Problem to work on:
Go through the listing and write out all of it exactly.

________________________

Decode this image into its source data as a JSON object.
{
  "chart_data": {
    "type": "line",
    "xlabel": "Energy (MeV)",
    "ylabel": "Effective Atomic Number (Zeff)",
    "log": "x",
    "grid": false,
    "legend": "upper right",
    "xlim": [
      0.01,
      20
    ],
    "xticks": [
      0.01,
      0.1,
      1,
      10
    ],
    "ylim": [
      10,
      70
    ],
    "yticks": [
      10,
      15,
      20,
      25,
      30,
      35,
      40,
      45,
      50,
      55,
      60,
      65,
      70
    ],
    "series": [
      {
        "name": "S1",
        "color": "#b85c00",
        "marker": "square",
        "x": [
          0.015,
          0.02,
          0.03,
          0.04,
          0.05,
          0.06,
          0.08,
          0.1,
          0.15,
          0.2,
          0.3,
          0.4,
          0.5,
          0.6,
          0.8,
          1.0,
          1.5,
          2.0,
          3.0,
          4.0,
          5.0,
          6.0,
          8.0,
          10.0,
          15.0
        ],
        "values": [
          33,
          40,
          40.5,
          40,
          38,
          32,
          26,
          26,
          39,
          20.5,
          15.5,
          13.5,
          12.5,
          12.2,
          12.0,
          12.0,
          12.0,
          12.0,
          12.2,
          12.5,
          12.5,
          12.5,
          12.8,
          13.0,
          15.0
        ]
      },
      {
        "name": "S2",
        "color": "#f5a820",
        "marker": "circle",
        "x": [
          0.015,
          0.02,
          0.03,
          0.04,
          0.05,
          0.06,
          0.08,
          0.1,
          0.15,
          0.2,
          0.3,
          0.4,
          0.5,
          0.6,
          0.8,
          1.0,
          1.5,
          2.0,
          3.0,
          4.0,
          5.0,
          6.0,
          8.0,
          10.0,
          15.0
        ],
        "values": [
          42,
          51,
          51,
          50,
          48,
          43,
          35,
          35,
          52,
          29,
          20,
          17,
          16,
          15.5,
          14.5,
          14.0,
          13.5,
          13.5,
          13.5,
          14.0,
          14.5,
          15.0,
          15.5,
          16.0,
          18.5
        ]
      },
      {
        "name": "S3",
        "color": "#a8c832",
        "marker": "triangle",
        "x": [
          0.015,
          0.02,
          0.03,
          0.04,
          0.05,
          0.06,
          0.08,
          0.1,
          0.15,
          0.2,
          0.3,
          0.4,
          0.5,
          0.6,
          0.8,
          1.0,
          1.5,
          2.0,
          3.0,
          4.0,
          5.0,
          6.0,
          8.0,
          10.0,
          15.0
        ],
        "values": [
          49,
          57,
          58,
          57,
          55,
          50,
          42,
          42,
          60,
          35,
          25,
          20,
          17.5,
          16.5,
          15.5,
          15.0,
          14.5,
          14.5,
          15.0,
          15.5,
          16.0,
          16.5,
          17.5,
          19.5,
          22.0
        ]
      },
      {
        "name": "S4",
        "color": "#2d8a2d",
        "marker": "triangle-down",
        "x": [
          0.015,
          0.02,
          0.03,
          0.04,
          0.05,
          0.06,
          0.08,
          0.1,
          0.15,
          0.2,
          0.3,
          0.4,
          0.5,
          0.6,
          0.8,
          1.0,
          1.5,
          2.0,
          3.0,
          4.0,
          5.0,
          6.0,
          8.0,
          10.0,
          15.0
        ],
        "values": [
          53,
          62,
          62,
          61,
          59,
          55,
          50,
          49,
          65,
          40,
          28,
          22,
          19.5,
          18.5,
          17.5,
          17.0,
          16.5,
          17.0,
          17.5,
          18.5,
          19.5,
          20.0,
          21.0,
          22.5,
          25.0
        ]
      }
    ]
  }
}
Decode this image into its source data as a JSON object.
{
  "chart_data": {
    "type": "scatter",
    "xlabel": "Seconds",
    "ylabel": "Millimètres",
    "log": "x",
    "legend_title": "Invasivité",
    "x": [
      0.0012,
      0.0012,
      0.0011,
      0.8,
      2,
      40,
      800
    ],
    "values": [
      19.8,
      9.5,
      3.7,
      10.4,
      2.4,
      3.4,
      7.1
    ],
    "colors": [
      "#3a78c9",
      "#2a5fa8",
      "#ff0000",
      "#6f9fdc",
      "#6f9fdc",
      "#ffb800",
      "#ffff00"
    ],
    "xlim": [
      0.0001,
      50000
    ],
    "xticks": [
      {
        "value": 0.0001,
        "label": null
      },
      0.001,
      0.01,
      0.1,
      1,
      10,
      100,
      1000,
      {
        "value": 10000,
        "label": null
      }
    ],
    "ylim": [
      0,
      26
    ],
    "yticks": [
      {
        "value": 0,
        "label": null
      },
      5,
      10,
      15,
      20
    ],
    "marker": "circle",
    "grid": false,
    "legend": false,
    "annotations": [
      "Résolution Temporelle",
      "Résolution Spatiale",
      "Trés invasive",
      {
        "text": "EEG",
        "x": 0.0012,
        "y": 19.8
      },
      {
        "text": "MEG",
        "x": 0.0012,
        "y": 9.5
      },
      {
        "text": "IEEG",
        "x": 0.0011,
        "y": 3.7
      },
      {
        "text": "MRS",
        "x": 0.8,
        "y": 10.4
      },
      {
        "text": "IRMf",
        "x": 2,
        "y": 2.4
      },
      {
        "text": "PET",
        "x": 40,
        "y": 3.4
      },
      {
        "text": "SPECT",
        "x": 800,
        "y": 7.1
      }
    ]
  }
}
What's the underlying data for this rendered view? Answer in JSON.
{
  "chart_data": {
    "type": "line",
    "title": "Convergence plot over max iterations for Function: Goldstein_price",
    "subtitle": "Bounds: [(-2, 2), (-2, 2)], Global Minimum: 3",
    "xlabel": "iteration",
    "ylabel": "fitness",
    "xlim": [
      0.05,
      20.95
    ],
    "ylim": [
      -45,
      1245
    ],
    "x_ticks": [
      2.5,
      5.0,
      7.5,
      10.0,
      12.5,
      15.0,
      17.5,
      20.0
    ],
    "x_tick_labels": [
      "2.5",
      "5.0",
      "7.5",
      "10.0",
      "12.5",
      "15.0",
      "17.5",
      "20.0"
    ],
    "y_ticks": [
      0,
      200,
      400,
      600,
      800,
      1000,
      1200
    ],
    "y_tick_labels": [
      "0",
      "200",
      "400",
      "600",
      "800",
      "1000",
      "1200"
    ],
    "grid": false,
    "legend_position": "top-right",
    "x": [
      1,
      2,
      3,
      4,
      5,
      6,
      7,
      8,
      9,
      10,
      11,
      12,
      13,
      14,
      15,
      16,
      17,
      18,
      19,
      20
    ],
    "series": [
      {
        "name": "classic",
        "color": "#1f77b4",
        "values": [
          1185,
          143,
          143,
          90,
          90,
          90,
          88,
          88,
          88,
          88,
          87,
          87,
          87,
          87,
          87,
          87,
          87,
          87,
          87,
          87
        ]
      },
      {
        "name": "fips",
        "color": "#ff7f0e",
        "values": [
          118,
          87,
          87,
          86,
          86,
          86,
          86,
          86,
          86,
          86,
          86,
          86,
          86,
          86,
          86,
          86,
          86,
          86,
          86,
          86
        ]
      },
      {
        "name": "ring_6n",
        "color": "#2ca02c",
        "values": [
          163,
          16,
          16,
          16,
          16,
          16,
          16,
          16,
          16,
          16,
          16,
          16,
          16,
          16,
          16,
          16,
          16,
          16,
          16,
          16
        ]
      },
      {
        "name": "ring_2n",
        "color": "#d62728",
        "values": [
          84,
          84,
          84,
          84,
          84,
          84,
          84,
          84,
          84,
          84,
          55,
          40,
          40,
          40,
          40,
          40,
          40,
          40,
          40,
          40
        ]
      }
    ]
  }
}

________________________

Written reply:
Decode this image into its source data as a JSON object.
{
  "chart_data": {
    "type": "line",
    "xlabel": "Energy (MeV)",
    "ylabel": "Effective Atomic Number (Zeff)",
    "log": "x",
    "grid": false,
    "legend": "upper right",
    "xlim": [
      0.01,
      20
    ],
    "xticks": [
      0.01,
      0.1,
      1,
      10
    ],
    "ylim": [
      10,
      70
    ],
    "yticks": [
      10,
      15,
      20,
      25,
      30,
      35,
      40,
      45,
      50,
      55,
      60,
      65,
      70
    ],
    "series": [
      {
        "name": "S1",
        "color": "#b85c00",
        "marker": "square",
        "x": [
          0.015,
          0.02,
          0.03,
          0.04,
          0.05,
          0.06,
          0.08,
          0.1,
          0.15,
          0.2,
          0.3,
          0.4,
          0.5,
          0.6,
          0.8,
          1.0,
          1.5,
          2.0,
          3.0,
          4.0,
          5.0,
          6.0,
          8.0,
          10.0,
          15.0
        ],
        "values": [
          33,
          40,
          40.5,
          40,
          38,
          32,
          26,
          26,
          39,
          20.5,
          15.5,
          13.5,
          12.5,
          12.2,
          12.0,
          12.0,
          12.0,
          12.0,
          12.2,
          12.5,
          12.5,
          12.5,
          12.8,
          13.0,
          15.0
        ]
      },
      {
        "name": "S2",
        "color": "#f5a820",
        "marker": "circle",
        "x": [
          0.015,
          0.02,
          0.03,
          0.04,
          0.05,
          0.06,
          0.08,
          0.1,
          0.15,
          0.2,
          0.3,
          0.4,
          0.5,
          0.6,
          0.8,
          1.0,
          1.5,
          2.0,
          3.0,
          4.0,
          5.0,
          6.0,
          8.0,
          10.0,
          15.0
        ],
        "values": [
          42,
          51,
          51,
          50,
          48,
          43,
          35,
          35,
          52,
          29,
          20,
          17,
          16,
          15.5,
          14.5,
          14.0,
          13.5,
          13.5,
          13.5,
          14.0,
          14.5,
          15.0,
          15.5,
          16.0,
          18.5
        ]
      },
      {
        "name": "S3",
        "color": "#a8c832",
        "marker": "triangle",
        "x": [
          0.015,
          0.02,
          0.03,
          0.04,
          0.05,
          0.06,
          0.08,
          0.1,
          0.15,
          0.2,
          0.3,
          0.4,
          0.5,
          0.6,
          0.8,
          1.0,
          1.5,
          2.0,
          3.0,
          4.0,
          5.0,
          6.0,
          8.0,
          10.0,
          15.0
        ],
        "values": [
          49,
          57,
          58,
          57,
          55,
          50,
          42,
          42,
          60,
          35,
          25,
          20,
          17.5,
          16.5,
          15.5,
          15.0,
          14.5,
          14.5,
          15.0,
          15.5,
          16.0,
          16.5,
          17.5,
          19.5,
          22.0
        ]
      },
      {
        "name": "S4",
        "color": "#2d8a2d",
        "marker": "triangle-down",
        "x": [
          0.015,
          0.02,
          0.03,
          0.04,
          0.05,
          0.06,
          0.08,
          0.1,
          0.15,
          0.2,
          0.3,
          0.4,
          0.5,
          0.6,
          0.8,
          1.0,
          1.5,
          2.0,
          3.0,
          4.0,
          5.0,
          6.0,
          8.0,
          10.0,
          15.0
        ],
        "values": [
          53,
          62,
          62,
          61,
          59,
          55,
          50,
          49,
          65,
          40,
          28,
          22,
          19.5,
          18.5,
          17.5,
          17.0,
          16.5,
          17.0,
          17.5,
          18.5,
          19.5,
          20.0,
          21.0,
          22.5,
          25.0
        ]
      }
    ]
  }
}
Decode this image into its source data as a JSON object.
{
  "chart_data": {
    "type": "scatter",
    "xlabel": "Seconds",
    "ylabel": "Millimètres",
    "log": "x",
    "legend_title": "Invasivité",
    "x": [
      0.0012,
      0.0012,
      0.0011,
      0.8,
      2,
      40,
      800
    ],
    "values": [
      19.8,
      9.5,
      3.7,
      10.4,
      2.4,
      3.4,
      7.1
    ],
    "colors": [
      "#3a78c9",
      "#2a5fa8",
      "#ff0000",
      "#6f9fdc",
      "#6f9fdc",
      "#ffb800",
      "#ffff00"
    ],
    "xlim": [
      0.0001,
      50000
    ],
    "xticks": [
      {
        "value": 0.0001,
        "label": null
      },
      0.001,
      0.01,
      0.1,
      1,
      10,
      100,
      1000,
      {
        "value": 10000,
        "label": null
      }
    ],
    "ylim": [
      0,
      26
    ],
    "yticks": [
      {
        "value": 0,
        "label": null
      },
      5,
      10,
      15,
      20
    ],
    "marker": "circle",
    "grid": false,
    "legend": false,
    "annotations": [
      "Résolution Temporelle",
      "Résolution Spatiale",
      "Trés invasive",
      {
        "text": "EEG",
        "x": 0.0012,
        "y": 19.8
      },
      {
        "text": "MEG",
        "x": 0.0012,
        "y": 9.5
      },
      {
        "text": "IEEG",
        "x": 0.0011,
        "y": 3.7
      },
      {
        "text": "MRS",
        "x": 0.8,
        "y": 10.4
      },
      {
        "text": "IRMf",
        "x": 2,
        "y": 2.4
      },
      {
        "text": "PET",
        "x": 40,
        "y": 3.4
      },
      {
        "text": "SPECT",
        "x": 800,
        "y": 7.1
      }
    ]
  }
}
What's the underlying data for this rendered view? Answer in JSON.
{
  "chart_data": {
    "type": "line",
    "title": "Convergence plot over max iterations for Function: Goldstein_price",
    "subtitle": "Bounds: [(-2, 2), (-2, 2)], Global Minimum: 3",
    "xlabel": "iteration",
    "ylabel": "fitness",
    "xlim": [
      0.05,
      20.95
    ],
    "ylim": [
      -45,
      1245
    ],
    "x_ticks": [
      2.5,
      5.0,
      7.5,
      10.0,
      12.5,
      15.0,
      17.5,
      20.0
    ],
    "x_tick_labels": [
      "2.5",
      "5.0",
      "7.5",
      "10.0",
      "12.5",
      "15.0",
      "17.5",
      "20.0"
    ],
    "y_ticks": [
      0,
      200,
      400,
      600,
      800,
      1000,
      1200
    ],
    "y_tick_labels": [
      "0",
      "200",
      "400",
      "600",
      "800",
      "1000",
      "1200"
    ],
    "grid": false,
    "legend_position": "top-right",
    "x": [
      1,
      2,
      3,
      4,
      5,
      6,
      7,
      8,
      9,
      10,
      11,
      12,
      13,
      14,
      15,
      16,
      17,
      18,
      19,
      20
    ],
    "series": [
      {
        "name": "classic",
        "color": "#1f77b4",
        "values": [
          1185,
          143,
          143,
          90,
          90,
          90,
          88,
          88,
          88,
          88,
          87,
          87,
          87,
          87,
          87,
          87,
          87,
          87,
          87,
          87
        ]
      },
      {
        "name": "fips",
        "color": "#ff7f0e",
        "values": [
          118,
          87,
          87,
          86,
          86,
          86,
          86,
          86,
          86,
          86,
          86,
          86,
          86,
          86,
          86,
          86,
          86,
          86,
          86,
          86
        ]
      },
      {
        "name": "ring_6n",
        "color": "#2ca02c",
        "values": [
          163,
          16,
          16,
          16,
          16,
          16,
          16,
          16,
          16,
          16,
          16,
          16,
          16,
          16,
          16,
          16,
          16,
          16,
          16,
          16
        ]
      },
      {
        "name": "ring_2n",
        "color": "#d62728",
        "values": [
          84,
          84,
          84,
          84,
          84,
          84,
          84,
          84,
          84,
          84,
          55,
          40,
          40,
          40,
          40,
          40,
          40,
          40,
          40,
          40
        ]
      }
    ]
  }
}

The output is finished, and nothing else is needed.